- _PROVIDED ENTRIES_

:::::

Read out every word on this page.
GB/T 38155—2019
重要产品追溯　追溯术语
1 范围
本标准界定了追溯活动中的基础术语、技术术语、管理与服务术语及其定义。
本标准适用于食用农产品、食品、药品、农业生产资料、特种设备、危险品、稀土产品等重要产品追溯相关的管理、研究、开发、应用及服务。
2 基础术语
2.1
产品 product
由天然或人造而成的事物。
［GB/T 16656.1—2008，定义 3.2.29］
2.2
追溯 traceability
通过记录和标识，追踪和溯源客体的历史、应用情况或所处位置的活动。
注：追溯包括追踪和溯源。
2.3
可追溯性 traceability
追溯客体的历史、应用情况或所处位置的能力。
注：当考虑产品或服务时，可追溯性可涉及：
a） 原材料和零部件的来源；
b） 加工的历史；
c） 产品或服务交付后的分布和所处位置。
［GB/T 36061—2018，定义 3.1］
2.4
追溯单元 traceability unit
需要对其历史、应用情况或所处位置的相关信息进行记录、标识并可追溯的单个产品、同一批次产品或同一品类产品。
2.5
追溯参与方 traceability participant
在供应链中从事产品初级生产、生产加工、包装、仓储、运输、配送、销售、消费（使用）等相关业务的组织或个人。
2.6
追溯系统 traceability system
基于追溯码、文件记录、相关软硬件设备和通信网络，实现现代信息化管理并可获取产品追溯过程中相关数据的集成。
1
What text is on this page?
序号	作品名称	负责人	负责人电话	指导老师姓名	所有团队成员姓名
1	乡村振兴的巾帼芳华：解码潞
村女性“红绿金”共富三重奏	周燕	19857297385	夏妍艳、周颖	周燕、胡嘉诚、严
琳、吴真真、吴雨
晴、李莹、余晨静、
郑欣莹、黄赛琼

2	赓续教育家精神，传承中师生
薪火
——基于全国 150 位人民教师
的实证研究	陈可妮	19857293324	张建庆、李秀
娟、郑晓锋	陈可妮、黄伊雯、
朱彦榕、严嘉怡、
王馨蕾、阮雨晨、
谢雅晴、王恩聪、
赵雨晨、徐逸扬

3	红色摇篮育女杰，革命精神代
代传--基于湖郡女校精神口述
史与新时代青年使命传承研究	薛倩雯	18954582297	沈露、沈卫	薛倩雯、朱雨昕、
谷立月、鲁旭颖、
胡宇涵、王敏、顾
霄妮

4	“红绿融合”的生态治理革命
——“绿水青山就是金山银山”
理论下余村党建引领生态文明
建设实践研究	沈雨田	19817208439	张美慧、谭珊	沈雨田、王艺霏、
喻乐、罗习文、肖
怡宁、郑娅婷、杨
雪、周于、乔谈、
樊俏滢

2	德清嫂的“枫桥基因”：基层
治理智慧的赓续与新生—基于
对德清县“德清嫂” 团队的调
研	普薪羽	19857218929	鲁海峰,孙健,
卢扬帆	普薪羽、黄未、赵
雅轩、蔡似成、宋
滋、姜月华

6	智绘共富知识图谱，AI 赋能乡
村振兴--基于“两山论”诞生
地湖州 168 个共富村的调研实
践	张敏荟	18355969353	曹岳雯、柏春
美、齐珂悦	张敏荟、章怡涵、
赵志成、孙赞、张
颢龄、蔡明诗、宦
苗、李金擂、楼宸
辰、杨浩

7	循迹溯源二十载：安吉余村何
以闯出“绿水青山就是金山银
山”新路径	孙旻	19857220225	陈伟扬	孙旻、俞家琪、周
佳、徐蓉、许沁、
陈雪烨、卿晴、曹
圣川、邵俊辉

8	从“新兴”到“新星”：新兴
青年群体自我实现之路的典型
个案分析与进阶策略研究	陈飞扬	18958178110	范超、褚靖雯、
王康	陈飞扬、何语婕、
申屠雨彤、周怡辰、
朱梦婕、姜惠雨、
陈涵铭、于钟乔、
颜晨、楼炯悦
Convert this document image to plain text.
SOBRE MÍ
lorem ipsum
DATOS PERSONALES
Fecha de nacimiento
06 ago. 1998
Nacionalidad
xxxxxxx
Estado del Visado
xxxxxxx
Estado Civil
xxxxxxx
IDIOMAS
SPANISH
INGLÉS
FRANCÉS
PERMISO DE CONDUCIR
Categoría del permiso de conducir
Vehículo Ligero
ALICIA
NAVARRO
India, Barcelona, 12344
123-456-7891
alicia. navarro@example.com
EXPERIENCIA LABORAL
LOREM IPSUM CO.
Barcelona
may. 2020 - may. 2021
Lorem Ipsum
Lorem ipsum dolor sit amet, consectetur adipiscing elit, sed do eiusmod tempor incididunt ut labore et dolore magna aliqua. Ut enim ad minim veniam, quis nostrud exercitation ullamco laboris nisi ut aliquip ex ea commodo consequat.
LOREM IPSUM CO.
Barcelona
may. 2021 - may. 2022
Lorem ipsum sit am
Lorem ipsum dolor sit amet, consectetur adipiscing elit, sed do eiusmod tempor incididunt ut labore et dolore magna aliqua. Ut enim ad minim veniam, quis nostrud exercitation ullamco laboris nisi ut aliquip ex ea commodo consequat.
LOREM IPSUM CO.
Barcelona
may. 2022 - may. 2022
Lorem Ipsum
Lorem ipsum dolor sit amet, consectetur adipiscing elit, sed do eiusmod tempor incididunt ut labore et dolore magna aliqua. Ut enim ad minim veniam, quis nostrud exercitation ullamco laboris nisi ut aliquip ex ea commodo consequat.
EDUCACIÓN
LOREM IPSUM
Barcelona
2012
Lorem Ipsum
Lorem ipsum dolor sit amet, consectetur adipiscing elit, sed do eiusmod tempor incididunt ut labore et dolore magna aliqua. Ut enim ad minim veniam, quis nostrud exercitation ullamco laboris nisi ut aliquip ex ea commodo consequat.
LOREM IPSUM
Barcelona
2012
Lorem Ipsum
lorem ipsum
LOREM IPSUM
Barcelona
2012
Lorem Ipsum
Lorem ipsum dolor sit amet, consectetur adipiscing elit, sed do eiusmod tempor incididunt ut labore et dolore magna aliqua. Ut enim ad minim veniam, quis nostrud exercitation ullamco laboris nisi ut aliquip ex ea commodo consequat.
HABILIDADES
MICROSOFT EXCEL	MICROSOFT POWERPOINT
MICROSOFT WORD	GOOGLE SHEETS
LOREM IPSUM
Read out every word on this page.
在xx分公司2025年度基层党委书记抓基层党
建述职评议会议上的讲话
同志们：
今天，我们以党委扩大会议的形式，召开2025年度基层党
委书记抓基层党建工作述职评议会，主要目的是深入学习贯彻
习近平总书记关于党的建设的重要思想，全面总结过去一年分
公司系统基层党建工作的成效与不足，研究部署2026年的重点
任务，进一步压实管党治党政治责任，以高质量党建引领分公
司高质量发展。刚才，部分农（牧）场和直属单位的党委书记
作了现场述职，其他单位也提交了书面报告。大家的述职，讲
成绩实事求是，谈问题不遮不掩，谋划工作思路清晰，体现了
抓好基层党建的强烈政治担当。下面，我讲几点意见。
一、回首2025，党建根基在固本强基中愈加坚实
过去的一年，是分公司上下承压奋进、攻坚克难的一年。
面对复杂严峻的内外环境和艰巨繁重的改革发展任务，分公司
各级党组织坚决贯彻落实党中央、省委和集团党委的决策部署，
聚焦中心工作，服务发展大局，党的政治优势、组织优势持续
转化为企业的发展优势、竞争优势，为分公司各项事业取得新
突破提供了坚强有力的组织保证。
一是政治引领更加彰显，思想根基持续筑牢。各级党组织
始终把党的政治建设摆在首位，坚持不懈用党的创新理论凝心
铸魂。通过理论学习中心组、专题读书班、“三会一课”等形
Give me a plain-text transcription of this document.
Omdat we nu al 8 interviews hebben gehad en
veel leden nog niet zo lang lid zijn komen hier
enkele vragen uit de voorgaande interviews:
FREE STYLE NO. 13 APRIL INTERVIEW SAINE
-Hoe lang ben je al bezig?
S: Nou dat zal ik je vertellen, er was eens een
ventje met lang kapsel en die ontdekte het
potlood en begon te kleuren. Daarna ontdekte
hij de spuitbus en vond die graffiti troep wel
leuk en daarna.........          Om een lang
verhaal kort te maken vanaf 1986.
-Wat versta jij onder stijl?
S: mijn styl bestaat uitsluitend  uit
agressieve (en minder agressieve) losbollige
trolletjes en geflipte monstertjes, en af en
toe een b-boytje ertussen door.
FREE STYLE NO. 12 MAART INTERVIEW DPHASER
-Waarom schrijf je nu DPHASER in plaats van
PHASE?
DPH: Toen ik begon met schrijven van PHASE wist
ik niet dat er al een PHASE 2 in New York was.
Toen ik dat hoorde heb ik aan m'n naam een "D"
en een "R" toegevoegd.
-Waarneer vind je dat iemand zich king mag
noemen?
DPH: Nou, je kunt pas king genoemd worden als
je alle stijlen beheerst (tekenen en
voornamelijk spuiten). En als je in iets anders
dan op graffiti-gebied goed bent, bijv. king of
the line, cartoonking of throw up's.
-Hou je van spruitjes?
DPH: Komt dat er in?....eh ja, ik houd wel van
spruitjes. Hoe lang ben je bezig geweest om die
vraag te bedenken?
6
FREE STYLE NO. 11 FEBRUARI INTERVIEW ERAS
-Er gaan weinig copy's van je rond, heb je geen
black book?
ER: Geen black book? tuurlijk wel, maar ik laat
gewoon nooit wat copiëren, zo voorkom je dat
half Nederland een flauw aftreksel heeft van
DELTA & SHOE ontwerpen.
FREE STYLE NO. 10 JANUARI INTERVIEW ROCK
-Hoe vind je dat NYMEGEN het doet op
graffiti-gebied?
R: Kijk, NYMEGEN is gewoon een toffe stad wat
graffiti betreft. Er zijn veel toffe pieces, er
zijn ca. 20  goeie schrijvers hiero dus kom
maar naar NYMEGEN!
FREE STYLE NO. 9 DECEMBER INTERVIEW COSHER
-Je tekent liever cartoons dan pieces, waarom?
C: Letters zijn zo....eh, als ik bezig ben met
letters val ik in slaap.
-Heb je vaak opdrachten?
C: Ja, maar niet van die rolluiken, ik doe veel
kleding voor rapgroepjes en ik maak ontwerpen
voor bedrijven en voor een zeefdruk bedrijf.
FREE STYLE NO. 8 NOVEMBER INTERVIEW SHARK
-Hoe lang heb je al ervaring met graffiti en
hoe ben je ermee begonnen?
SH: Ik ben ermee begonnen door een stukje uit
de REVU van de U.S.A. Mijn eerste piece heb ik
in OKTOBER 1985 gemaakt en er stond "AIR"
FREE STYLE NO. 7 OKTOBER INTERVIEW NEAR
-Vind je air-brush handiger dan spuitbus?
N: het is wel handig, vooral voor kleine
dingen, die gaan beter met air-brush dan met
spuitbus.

:::::

- _TASK REQUIREMENTS_
Go through the listing above and list every line that has the word "brush".

- _TASK RESPONSE_
-Vind je air-brush handiger dan spuitbus?
dingen, die gaan beter met air-brush dan met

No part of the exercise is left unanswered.